(Source data)
★ ★ ★ ★ ★ ★ ★
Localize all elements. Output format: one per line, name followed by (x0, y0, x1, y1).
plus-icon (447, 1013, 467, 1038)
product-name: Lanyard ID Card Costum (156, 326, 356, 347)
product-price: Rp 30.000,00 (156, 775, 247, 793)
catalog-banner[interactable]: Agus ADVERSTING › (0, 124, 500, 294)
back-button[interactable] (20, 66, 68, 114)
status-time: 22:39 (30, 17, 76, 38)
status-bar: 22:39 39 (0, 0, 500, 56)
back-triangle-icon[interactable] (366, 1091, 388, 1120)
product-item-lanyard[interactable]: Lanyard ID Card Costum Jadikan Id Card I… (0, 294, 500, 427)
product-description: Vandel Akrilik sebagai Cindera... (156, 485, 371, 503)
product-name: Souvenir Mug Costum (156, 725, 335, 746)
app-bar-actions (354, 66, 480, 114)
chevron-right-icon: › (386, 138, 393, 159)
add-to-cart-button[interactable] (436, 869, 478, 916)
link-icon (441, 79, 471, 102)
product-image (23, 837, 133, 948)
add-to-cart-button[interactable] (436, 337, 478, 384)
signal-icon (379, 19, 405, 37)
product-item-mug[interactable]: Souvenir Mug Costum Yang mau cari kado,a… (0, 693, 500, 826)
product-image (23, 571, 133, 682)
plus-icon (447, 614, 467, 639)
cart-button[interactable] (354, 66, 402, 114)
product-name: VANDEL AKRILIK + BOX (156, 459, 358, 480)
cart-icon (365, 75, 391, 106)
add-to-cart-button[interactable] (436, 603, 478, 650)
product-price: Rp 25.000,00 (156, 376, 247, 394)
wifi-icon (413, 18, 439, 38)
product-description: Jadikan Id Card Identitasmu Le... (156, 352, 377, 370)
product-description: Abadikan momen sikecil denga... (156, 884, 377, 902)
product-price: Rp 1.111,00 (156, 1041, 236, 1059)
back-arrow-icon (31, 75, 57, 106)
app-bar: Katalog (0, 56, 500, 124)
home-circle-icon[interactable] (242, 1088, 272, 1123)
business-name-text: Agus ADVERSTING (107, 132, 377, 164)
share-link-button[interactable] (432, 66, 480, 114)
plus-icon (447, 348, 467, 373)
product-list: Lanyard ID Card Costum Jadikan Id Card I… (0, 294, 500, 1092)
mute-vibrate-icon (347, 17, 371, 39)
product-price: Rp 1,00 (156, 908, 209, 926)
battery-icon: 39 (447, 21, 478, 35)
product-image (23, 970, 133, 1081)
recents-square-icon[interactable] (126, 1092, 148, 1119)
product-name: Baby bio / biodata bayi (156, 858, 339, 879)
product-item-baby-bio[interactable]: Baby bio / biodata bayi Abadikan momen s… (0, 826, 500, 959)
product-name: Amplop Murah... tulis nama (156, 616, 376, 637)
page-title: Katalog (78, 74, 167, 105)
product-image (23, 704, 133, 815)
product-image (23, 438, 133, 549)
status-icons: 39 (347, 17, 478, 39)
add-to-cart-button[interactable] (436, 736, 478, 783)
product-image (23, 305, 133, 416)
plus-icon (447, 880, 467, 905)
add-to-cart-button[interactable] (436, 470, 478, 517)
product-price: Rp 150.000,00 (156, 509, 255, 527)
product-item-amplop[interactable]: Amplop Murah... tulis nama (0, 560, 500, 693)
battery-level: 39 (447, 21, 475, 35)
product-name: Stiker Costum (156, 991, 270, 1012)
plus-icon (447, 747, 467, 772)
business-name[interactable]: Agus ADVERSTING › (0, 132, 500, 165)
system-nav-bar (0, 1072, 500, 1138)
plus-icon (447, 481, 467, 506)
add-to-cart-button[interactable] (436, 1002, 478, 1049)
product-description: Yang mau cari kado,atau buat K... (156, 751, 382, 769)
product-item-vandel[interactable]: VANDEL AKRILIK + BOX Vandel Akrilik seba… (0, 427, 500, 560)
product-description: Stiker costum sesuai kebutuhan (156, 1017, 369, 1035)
★ ★ ★ ★ ★ ★ ★
Rewrite all of the rows above as a numbered list, omitting any blank lines.

§ **Answer to the problem**
1. Localize all elements. Output format: one per line, name followed by (x0, y0, x1, y1).
2. plus-icon (447, 1013, 467, 1038)
3. product-name: Lanyard ID Card Costum (156, 326, 356, 347)
4. product-price: Rp 30.000,00 (156, 775, 247, 793)
5. catalog-banner[interactable]: Agus ADVERSTING › (0, 124, 500, 294)
6. back-button[interactable] (20, 66, 68, 114)
7. status-time: 22:39 (30, 17, 76, 38)
8. status-bar: 22:39 39 (0, 0, 500, 56)
9. back-triangle-icon[interactable] (366, 1091, 388, 1120)
10. product-item-lanyard[interactable]: Lanyard ID Card Costum Jadikan Id Card I… (0, 294, 500, 427)
11. product-description: Vandel Akrilik sebagai Cindera... (156, 485, 371, 503)
12. product-name: Souvenir Mug Costum (156, 725, 335, 746)
13. app-bar-actions (354, 66, 480, 114)
14. chevron-right-icon: › (386, 138, 393, 159)
15. add-to-cart-button[interactable] (436, 869, 478, 916)
16. link-icon (441, 79, 471, 102)
17. product-image (23, 837, 133, 948)
18. add-to-cart-button[interactable] (436, 337, 478, 384)
19. signal-icon (379, 19, 405, 37)
20. product-item-mug[interactable]: Souvenir Mug Costum Yang mau cari kado,a… (0, 693, 500, 826)
21. product-image (23, 571, 133, 682)
22. plus-icon (447, 614, 467, 639)
23. cart-button[interactable] (354, 66, 402, 114)
24. product-name: VANDEL AKRILIK + BOX (156, 459, 358, 480)
25. cart-icon (365, 75, 391, 106)
26. add-to-cart-button[interactable] (436, 603, 478, 650)
27. product-price: Rp 25.000,00 (156, 376, 247, 394)
28. wifi-icon (413, 18, 439, 38)
29. product-description: Jadikan Id Card Identitasmu Le... (156, 352, 377, 370)
30. product-description: Abadikan momen sikecil denga... (156, 884, 377, 902)
31. product-price: Rp 1.111,00 (156, 1041, 236, 1059)
32. back-arrow-icon (31, 75, 57, 106)
33. app-bar: Katalog (0, 56, 500, 124)
34. home-circle-icon[interactable] (242, 1088, 272, 1123)
35. business-name-text: Agus ADVERSTING (107, 132, 377, 164)
36. share-link-button[interactable] (432, 66, 480, 114)
37. plus-icon (447, 348, 467, 373)
38. product-list: Lanyard ID Card Costum Jadikan Id Card I… (0, 294, 500, 1092)
39. mute-vibrate-icon (347, 17, 371, 39)
40. product-price: Rp 1,00 (156, 908, 209, 926)
41. battery-icon: 39 (447, 21, 478, 35)
42. product-image (23, 970, 133, 1081)
43. recents-square-icon[interactable] (126, 1092, 148, 1119)
44. product-name: Baby bio / biodata bayi (156, 858, 339, 879)
45. product-item-baby-bio[interactable]: Baby bio / biodata bayi Abadikan momen s… (0, 826, 500, 959)
46. product-name: Amplop Murah... tulis nama (156, 616, 376, 637)
47. page-title: Katalog (78, 74, 167, 105)
48. product-image (23, 704, 133, 815)
49. product-image (23, 438, 133, 549)
50. status-icons: 39 (347, 17, 478, 39)
51. add-to-cart-button[interactable] (436, 736, 478, 783)
52. product-image (23, 305, 133, 416)
53. plus-icon (447, 880, 467, 905)
54. add-to-cart-button[interactable] (436, 470, 478, 517)
55. product-price: Rp 150.000,00 (156, 509, 255, 527)
56. product-item-amplop[interactable]: Amplop Murah... tulis nama (0, 560, 500, 693)
57. battery-level: 39 (447, 21, 475, 35)
58. product-name: Stiker Costum (156, 991, 270, 1012)
59. plus-icon (447, 747, 467, 772)
60. business-name[interactable]: Agus ADVERSTING › (0, 132, 500, 165)
61. system-nav-bar (0, 1072, 500, 1138)
62. plus-icon (447, 481, 467, 506)
63. add-to-cart-button[interactable] (436, 1002, 478, 1049)
64. product-description: Yang mau cari kado,atau buat K... (156, 751, 382, 769)
65. product-item-vandel[interactable]: VANDEL AKRILIK + BOX Vandel Akrilik seba… (0, 427, 500, 560)
66. product-description: Stiker costum sesuai kebutuhan (156, 1017, 369, 1035)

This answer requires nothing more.